I’m curious about the name Battles. On the surface, it suggests some of the energy and intensity of old hardcore, punk, or metal, maybe something like was already the case with Helmet, but recontextualized in a new situation. The fact that it’s a plural rather than singular term also brings to mind the nature of battle or of conflict today: no longer the battle or the struggle, but battles in the plural. In what sense is Battles engaged not in all-out revolutionary war, but, as your promotional material suggests, a perpetual series of sonic skirmishes? Does music need to adopt a more complex aesthetic in the early 21st century, in the wake of the Internet and the digital revolution as a whole?

Well, I look at it like, who am I to tell anyone what music should be in the 21st century? I wouldn’t want everyone to share that school of thought, because that would be kind of boring. When it comes down to the song titles and the band name, it was almost always a complete afterthought. Battles is kind of a generic word, but not necessarily in a bad way. I think it is kind of cool that we didn’t use a pretentious four-word name. I enjoyed the early days where you know, kids thought we were like a metal band, we were playing these small clubs. I don’t think we were too analytical with it: if I remember correctly, it was either going to be “Battles” or “Deep Cuts,” so we went with Battles. It’s just one word, it’s a strong word. It was always amazing to us that people would look way too hard into why we’re called Battles. It’s amusing in a weird way. But I think it’s good that we didn’t go with a super pretentious four-word band name.

(EXERCISES TO COMPLETE)
1. Rewrite the stretch of the Battles interview from "I’m curious about" through "as a whole?", replacing "sonic skirmishes" with "noisy skirmishes".
2. Extend the interview about the band Battles past its last sentence.

(STORED RECORDS)

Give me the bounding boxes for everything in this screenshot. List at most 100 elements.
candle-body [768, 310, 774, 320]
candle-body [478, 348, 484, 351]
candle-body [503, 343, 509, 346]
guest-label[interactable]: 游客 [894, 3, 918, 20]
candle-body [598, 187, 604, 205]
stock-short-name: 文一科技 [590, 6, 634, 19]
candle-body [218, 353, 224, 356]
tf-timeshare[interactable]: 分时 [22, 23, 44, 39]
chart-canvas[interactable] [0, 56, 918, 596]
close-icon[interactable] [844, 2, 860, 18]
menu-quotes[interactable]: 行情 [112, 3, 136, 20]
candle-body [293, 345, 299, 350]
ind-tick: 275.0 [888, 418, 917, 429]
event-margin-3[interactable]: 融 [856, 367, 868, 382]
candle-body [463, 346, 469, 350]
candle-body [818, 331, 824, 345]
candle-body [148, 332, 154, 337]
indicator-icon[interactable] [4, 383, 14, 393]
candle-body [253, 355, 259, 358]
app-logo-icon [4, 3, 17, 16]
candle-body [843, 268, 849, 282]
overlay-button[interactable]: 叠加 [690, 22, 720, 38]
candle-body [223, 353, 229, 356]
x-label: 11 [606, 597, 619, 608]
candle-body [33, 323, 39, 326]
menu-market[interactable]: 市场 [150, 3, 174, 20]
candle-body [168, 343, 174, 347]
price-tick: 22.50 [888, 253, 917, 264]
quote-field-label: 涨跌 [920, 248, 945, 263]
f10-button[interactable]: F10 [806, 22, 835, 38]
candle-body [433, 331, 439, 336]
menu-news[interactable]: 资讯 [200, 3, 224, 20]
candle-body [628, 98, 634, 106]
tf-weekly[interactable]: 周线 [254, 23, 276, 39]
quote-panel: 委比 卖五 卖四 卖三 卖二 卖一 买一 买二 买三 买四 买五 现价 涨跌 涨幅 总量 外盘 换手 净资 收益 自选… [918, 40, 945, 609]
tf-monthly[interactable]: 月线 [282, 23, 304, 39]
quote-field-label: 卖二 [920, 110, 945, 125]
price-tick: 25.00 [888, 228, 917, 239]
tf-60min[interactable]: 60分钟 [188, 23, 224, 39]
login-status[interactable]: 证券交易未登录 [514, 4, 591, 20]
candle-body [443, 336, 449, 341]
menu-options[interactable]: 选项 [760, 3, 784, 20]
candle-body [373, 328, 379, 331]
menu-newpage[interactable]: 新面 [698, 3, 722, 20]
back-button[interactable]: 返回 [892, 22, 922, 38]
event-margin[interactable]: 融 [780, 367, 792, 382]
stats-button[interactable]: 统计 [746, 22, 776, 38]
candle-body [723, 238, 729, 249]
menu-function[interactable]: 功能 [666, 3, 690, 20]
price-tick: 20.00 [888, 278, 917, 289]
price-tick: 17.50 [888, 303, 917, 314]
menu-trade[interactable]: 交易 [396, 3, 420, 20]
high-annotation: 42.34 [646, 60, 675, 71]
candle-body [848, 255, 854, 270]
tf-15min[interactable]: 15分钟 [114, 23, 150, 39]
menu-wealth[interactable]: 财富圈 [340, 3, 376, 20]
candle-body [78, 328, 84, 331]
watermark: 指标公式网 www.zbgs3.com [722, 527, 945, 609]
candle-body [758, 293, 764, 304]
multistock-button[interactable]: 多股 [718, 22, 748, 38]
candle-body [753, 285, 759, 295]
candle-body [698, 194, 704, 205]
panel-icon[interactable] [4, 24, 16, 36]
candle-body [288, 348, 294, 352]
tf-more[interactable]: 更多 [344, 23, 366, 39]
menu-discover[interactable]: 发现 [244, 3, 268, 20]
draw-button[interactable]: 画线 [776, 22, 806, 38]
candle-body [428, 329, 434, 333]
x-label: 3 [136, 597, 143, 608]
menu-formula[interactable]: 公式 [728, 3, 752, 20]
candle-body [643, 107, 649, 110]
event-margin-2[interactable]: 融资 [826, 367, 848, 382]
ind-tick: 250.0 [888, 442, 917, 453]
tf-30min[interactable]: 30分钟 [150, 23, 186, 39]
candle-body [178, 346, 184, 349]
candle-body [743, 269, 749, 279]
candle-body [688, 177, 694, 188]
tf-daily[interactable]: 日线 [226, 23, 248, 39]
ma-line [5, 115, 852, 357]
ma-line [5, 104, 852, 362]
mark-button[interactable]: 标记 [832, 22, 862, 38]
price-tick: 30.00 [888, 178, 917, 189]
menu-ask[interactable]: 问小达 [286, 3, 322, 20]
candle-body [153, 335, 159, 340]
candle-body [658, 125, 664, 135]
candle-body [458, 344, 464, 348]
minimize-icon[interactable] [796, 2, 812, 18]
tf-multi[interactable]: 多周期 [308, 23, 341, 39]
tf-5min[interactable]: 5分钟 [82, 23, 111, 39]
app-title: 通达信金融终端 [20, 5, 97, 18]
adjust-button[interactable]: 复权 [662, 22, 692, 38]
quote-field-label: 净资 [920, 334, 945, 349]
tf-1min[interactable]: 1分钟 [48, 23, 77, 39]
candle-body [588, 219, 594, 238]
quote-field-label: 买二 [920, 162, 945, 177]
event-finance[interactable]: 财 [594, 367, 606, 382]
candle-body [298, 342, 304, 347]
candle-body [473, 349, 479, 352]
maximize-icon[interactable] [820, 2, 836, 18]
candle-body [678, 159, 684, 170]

(TASK-BY-TASK OUTPUTS)
1.
I’m curious about the name Battles. On the surface, it suggests some of the energy and intensity of old hardcore, punk, or metal, maybe something like was already the case with Helmet, but recontextualized in a new situation. The fact that it’s a plural rather than singular term also brings to mind the nature of battle or of conflict today: no longer the battle or the struggle, but battles in the plural. In what sense is Battles engaged not in all-out revolutionary war, but, as your promotional material suggests, a perpetual series of noisy skirmishes? Does music need to adopt a more complex aesthetic in the early 21st century, in the wake of the Internet and the digital revolution as a whole?

2.
Right, many post-rock and math rock bands have very long names and song titles and it seems that a more clear, punchy name like “Battles” already tells the listener that this might be a little more accessible, even though really, below the surface, it just as complex or maybe even much more complex than many of the bands in those genres.

Well yeah, I don’t want someone instantly thinking that they know what we’re all about simply by reading our band name, or reading the song titles, or simply by reading the name of our album. It’s way too much information to be giving to someone before they’ve even encountered our music. I could never really understand why bands do that. I mean there are definitely band names where you read them and you instantly know what kind of music it is. It’s like, that’s enough. I already know exactly what they sound like, because they gave way too much away. If you have a lot more to say and a lot more to offer, why give it all away like that?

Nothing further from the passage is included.